Excerpt from a dataset
┄┄┄┄┄┄┄┄┄┄┄┄┄┄┄┄┄┄┄┄

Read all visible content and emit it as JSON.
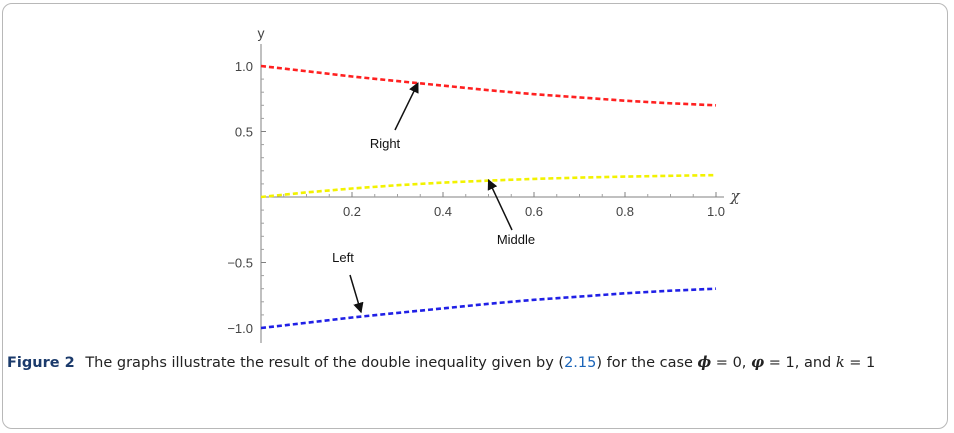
{
  "chart_data": {
    "type": "line",
    "xlabel": "χ",
    "ylabel": "y",
    "xlim": [
      0,
      1.0
    ],
    "ylim": [
      -1.0,
      1.0
    ],
    "x_ticks": [
      "0.2",
      "0.4",
      "0.6",
      "0.8",
      "1.0"
    ],
    "y_ticks": [
      "1.0",
      "0.5",
      "−0.5",
      "−1.0"
    ],
    "series": [
      {
        "name": "Right",
        "color": "#ff2020",
        "x": [
          0,
          0.1,
          0.2,
          0.3,
          0.4,
          0.5,
          0.6,
          0.7,
          0.8,
          0.9,
          1.0
        ],
        "y": [
          1.0,
          0.96,
          0.92,
          0.885,
          0.85,
          0.815,
          0.785,
          0.76,
          0.735,
          0.715,
          0.7
        ]
      },
      {
        "name": "Middle",
        "color": "#f2f200",
        "x": [
          0,
          0.1,
          0.2,
          0.3,
          0.4,
          0.5,
          0.6,
          0.7,
          0.8,
          0.9,
          1.0
        ],
        "y": [
          0.0,
          0.035,
          0.065,
          0.09,
          0.11,
          0.125,
          0.138,
          0.148,
          0.156,
          0.162,
          0.167
        ]
      },
      {
        "name": "Left",
        "color": "#2020e6",
        "x": [
          0,
          0.1,
          0.2,
          0.3,
          0.4,
          0.5,
          0.6,
          0.7,
          0.8,
          0.9,
          1.0
        ],
        "y": [
          -1.0,
          -0.96,
          -0.92,
          -0.885,
          -0.85,
          -0.815,
          -0.785,
          -0.76,
          -0.735,
          -0.715,
          -0.7
        ]
      }
    ],
    "annotations": [
      {
        "text": "Right",
        "arrow_to": [
          0.345,
          0.87
        ]
      },
      {
        "text": "Middle",
        "arrow_to": [
          0.5,
          0.13
        ]
      },
      {
        "text": "Left",
        "arrow_to": [
          0.22,
          -0.88
        ]
      }
    ]
  },
  "caption": {
    "label": "Figure 2",
    "text_before": "The graphs illustrate the result of the double inequality given by (",
    "ref": "2.15",
    "text_after": ") for the case ",
    "phi": "ϕ",
    "phi_val": " = 0, ",
    "varphi": "φ",
    "varphi_val": " = 1, and ",
    "k": "k",
    "k_val": " = 1"
  }
}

┄┄┄┄┄┄┄┄┄┄┄┄┄┄┄┄┄┄┄┄

◆ WORK REQUIRED
In the records above, how many lines include the string "color"? Answer with only the number.

◆ OUTPUT OF THE TASK
3